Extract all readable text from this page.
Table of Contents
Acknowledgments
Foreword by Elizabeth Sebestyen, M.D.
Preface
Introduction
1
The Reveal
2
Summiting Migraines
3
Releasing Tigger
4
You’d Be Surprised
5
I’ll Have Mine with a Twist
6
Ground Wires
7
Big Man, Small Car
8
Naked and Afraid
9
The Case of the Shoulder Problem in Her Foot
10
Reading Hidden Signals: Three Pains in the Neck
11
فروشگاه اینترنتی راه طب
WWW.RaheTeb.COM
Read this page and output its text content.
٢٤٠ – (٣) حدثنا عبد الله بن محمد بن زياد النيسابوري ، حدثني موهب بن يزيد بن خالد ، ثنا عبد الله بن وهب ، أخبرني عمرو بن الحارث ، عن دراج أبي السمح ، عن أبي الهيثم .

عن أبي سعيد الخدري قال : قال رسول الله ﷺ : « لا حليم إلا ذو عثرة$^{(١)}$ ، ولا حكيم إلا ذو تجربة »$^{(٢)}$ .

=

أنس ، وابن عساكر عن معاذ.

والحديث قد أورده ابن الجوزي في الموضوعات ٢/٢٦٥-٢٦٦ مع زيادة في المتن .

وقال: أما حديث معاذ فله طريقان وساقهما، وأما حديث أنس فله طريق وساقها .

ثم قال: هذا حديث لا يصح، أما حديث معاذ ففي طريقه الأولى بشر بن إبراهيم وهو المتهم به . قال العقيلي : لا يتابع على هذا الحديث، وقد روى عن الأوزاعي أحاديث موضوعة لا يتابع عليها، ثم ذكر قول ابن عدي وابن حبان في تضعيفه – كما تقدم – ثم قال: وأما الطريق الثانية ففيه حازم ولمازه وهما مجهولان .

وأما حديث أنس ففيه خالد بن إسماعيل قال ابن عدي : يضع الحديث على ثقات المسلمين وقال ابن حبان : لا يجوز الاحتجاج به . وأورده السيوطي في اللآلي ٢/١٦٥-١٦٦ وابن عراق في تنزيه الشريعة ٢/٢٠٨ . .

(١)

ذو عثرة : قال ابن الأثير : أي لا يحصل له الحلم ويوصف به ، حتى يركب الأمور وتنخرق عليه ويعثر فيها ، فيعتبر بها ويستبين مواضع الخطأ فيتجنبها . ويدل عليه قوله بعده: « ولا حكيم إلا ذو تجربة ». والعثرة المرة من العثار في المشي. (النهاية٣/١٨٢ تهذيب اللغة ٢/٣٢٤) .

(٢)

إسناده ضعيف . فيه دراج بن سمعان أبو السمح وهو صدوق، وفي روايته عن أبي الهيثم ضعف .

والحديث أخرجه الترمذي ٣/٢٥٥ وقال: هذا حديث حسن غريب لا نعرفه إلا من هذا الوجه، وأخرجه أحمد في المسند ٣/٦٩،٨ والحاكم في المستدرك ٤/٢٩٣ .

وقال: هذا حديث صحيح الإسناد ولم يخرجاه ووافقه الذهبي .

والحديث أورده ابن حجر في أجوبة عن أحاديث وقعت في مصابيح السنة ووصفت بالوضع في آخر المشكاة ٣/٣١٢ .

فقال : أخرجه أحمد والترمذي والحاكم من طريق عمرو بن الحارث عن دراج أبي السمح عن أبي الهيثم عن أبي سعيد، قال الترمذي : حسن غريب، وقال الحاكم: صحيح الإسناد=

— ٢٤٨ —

== Requirement ==
Wherever a line in the data above holds "وابن", copy that line.

== Exercise response ==
أنس ، وابن عساكر عن معاذ.
ثم قال: هذا حديث لا يصح، أما حديث معاذ ففي طريقه الأولى بشر بن إبراهيم وهو المتهم به . قال العقيلي : لا يتابع على هذا الحديث، وقد روى عن الأوزاعي أحاديث موضوعة لا يتابع عليها، ثم ذكر قول ابن عدي وابن حبان في تضعيفه – كما تقدم – ثم قال: وأما الطريق الثانية ففيه حازم ولمازه وهما مجهولان .
وأما حديث أنس ففيه خالد بن إسماعيل قال ابن عدي : يضع الحديث على ثقات المسلمين وقال ابن حبان : لا يجوز الاحتجاج به . وأورده السيوطي في اللآلي ٢/١٦٥-١٦٦ وابن عراق في تنزيه الشريعة ٢/٢٠٨ . .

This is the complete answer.